Written instruction: Where a line of the material contains the string "model", copy that line.

═════ Information shown

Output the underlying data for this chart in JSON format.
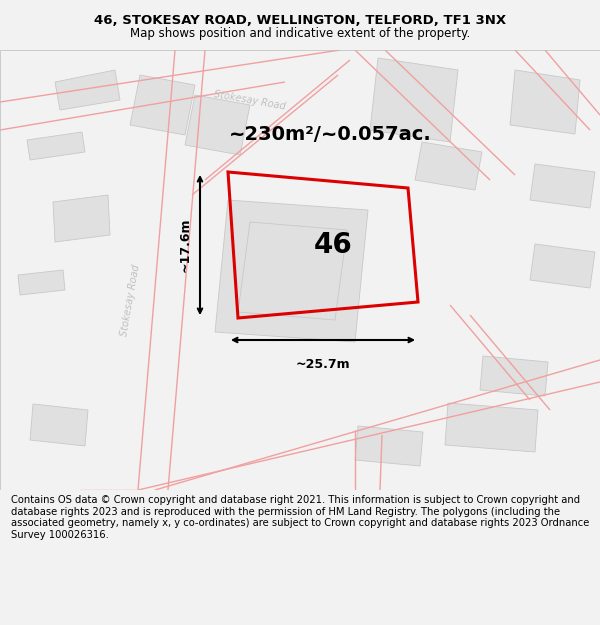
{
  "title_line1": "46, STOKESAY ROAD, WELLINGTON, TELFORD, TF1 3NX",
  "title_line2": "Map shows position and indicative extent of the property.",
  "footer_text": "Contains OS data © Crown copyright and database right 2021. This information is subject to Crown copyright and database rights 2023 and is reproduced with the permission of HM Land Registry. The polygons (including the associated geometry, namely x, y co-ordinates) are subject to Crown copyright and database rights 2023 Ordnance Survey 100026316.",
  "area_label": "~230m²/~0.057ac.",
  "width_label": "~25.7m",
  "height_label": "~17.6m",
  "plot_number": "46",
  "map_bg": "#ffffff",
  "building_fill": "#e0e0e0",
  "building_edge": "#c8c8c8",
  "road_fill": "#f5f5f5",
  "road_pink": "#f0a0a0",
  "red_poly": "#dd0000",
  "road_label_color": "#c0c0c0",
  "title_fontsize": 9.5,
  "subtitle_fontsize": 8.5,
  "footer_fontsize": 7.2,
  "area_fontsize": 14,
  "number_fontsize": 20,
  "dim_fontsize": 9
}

══════════
═════ Information shown

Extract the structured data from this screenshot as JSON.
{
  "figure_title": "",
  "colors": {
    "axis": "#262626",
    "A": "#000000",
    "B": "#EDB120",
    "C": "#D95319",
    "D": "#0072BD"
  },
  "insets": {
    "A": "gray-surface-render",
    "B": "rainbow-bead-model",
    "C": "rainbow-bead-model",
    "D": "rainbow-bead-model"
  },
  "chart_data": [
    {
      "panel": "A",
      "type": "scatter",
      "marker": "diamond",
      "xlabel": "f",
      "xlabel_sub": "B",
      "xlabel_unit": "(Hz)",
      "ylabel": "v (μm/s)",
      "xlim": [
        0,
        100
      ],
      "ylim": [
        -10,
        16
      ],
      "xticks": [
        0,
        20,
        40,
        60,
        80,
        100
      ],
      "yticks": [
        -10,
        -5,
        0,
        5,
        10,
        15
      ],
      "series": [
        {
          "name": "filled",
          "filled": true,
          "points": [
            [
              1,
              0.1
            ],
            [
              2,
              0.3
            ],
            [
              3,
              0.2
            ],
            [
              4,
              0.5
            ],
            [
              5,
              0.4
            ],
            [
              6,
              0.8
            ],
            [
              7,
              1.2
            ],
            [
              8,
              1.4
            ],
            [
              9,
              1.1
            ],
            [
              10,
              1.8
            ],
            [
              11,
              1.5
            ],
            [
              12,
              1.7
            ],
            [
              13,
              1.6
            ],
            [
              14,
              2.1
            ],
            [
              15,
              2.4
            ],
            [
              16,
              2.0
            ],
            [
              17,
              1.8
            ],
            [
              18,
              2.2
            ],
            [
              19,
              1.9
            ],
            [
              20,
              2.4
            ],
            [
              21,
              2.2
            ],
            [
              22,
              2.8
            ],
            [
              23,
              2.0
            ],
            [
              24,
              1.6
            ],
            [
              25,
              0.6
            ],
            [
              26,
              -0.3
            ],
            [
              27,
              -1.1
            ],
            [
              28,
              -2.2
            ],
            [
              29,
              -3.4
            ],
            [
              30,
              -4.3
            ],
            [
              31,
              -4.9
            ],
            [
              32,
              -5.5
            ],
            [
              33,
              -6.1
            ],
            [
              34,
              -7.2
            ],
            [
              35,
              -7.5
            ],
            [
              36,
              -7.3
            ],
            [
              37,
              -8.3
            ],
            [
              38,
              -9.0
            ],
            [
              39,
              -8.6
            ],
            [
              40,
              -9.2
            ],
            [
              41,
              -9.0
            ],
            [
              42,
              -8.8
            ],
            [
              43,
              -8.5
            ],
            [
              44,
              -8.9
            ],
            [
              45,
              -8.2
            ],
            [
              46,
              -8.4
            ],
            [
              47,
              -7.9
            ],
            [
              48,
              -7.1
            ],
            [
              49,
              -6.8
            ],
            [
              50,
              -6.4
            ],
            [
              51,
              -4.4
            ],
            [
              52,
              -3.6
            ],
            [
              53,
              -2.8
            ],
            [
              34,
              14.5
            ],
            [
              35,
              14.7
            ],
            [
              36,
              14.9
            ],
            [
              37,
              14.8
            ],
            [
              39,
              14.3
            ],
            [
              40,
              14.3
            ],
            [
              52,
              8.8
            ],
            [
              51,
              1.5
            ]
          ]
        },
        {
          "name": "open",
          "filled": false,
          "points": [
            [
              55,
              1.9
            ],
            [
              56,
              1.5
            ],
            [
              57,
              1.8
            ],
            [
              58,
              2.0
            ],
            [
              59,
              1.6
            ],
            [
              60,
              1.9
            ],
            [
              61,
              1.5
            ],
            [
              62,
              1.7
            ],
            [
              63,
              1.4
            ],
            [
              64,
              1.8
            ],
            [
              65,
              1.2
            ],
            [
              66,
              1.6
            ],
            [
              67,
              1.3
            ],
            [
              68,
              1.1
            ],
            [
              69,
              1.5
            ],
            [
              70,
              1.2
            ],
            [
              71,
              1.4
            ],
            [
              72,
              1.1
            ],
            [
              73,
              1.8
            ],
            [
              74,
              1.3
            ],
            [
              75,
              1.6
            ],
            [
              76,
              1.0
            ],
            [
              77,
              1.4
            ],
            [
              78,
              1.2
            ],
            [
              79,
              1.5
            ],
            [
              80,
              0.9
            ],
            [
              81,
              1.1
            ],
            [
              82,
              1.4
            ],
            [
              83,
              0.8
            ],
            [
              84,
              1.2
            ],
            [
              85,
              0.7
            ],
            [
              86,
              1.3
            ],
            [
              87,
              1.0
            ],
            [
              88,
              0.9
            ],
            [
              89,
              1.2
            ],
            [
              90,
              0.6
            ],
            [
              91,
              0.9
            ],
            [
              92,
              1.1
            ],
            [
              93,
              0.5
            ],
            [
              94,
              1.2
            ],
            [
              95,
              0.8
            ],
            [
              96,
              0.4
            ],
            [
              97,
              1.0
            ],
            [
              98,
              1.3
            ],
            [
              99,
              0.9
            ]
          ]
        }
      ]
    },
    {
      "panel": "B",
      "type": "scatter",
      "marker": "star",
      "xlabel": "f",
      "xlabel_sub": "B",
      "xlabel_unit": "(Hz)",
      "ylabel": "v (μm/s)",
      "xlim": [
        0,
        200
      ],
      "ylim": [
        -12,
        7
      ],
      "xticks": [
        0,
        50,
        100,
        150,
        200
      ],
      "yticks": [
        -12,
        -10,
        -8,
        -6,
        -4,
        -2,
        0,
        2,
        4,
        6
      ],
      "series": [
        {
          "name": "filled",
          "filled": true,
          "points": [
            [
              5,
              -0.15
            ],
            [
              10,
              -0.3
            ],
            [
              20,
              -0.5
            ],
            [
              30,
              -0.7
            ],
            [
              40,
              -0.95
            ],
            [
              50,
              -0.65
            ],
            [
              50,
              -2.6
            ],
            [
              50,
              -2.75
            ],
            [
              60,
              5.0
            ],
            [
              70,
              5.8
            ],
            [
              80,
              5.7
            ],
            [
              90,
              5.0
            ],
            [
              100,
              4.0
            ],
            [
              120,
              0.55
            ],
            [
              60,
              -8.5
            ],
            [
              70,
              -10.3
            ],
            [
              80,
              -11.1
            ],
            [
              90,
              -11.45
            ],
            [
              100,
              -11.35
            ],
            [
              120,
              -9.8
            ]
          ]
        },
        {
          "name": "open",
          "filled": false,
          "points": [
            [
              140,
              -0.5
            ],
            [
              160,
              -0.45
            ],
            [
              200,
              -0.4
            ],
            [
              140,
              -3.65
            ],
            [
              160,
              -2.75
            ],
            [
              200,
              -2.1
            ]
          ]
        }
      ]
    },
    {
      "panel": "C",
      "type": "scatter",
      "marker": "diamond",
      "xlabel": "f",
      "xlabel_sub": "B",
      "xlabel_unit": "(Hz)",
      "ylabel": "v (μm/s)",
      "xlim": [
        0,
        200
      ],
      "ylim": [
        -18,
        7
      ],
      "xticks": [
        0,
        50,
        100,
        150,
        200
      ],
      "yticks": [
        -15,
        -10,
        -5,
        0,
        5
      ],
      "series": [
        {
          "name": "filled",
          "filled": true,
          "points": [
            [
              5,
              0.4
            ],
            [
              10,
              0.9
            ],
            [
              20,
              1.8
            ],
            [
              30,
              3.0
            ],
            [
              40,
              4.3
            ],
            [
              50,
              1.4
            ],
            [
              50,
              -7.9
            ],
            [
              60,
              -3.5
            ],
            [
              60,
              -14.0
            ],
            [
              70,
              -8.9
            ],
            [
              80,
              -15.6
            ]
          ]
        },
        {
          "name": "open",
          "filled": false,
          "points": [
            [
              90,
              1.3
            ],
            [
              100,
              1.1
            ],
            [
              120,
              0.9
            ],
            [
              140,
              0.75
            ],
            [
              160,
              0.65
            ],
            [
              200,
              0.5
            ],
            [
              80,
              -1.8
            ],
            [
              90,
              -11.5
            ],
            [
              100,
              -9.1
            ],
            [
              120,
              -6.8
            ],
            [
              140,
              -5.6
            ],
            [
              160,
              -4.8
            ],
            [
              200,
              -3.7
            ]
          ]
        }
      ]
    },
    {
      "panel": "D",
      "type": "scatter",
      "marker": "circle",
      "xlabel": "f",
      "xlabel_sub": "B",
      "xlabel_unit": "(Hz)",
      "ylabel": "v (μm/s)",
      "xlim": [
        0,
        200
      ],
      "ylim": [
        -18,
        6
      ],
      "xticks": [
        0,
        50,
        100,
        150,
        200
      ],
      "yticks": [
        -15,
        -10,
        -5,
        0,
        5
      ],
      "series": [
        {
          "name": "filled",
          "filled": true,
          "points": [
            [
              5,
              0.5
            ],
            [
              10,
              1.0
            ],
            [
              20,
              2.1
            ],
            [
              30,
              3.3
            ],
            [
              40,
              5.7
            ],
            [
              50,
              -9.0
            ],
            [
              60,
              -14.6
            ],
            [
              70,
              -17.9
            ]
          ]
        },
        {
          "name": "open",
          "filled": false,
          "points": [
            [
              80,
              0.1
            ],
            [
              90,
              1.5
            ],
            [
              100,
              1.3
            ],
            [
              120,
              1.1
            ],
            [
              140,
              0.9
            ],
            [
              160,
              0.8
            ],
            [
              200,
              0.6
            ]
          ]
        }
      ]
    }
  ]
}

══════════

Solution to the exercise:
    "B": "rainbow-bead-model",
    "C": "rainbow-bead-model",
    "D": "rainbow-bead-model"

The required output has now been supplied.